# [Records for this exercise]
————————

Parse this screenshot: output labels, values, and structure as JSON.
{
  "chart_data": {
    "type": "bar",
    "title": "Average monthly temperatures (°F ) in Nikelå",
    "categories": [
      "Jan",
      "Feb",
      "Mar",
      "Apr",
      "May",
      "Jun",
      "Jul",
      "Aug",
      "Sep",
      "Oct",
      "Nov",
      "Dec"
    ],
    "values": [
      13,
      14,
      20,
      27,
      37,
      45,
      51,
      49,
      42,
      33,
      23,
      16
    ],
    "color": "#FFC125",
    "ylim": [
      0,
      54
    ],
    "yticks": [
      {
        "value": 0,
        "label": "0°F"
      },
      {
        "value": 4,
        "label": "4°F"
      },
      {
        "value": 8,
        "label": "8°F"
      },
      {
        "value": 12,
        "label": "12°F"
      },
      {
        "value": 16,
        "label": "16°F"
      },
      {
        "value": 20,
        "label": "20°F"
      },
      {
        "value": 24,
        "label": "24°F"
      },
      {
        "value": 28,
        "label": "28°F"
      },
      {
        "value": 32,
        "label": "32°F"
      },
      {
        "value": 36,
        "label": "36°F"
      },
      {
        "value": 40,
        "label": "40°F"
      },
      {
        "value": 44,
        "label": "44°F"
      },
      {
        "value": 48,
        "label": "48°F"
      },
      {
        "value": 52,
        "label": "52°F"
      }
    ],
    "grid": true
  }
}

————————

# [Work required]
Output each record exactly, leaving nothing out.

# [Task answer]
Parse this screenshot: output labels, values, and structure as JSON.
{
  "chart_data": {
    "type": "bar",
    "title": "Average monthly temperatures (°F ) in Nikelå",
    "categories": [
      "Jan",
      "Feb",
      "Mar",
      "Apr",
      "May",
      "Jun",
      "Jul",
      "Aug",
      "Sep",
      "Oct",
      "Nov",
      "Dec"
    ],
    "values": [
      13,
      14,
      20,
      27,
      37,
      45,
      51,
      49,
      42,
      33,
      23,
      16
    ],
    "color": "#FFC125",
    "ylim": [
      0,
      54
    ],
    "yticks": [
      {
        "value": 0,
        "label": "0°F"
      },
      {
        "value": 4,
        "label": "4°F"
      },
      {
        "value": 8,
        "label": "8°F"
      },
      {
        "value": 12,
        "label": "12°F"
      },
      {
        "value": 16,
        "label": "16°F"
      },
      {
        "value": 20,
        "label": "20°F"
      },
      {
        "value": 24,
        "label": "24°F"
      },
      {
        "value": 28,
        "label": "28°F"
      },
      {
        "value": 32,
        "label": "32°F"
      },
      {
        "value": 36,
        "label": "36°F"
      },
      {
        "value": 40,
        "label": "40°F"
      },
      {
        "value": 44,
        "label": "44°F"
      },
      {
        "value": 48,
        "label": "48°F"
      },
      {
        "value": 52,
        "label": "52°F"
      }
    ],
    "grid": true
  }
}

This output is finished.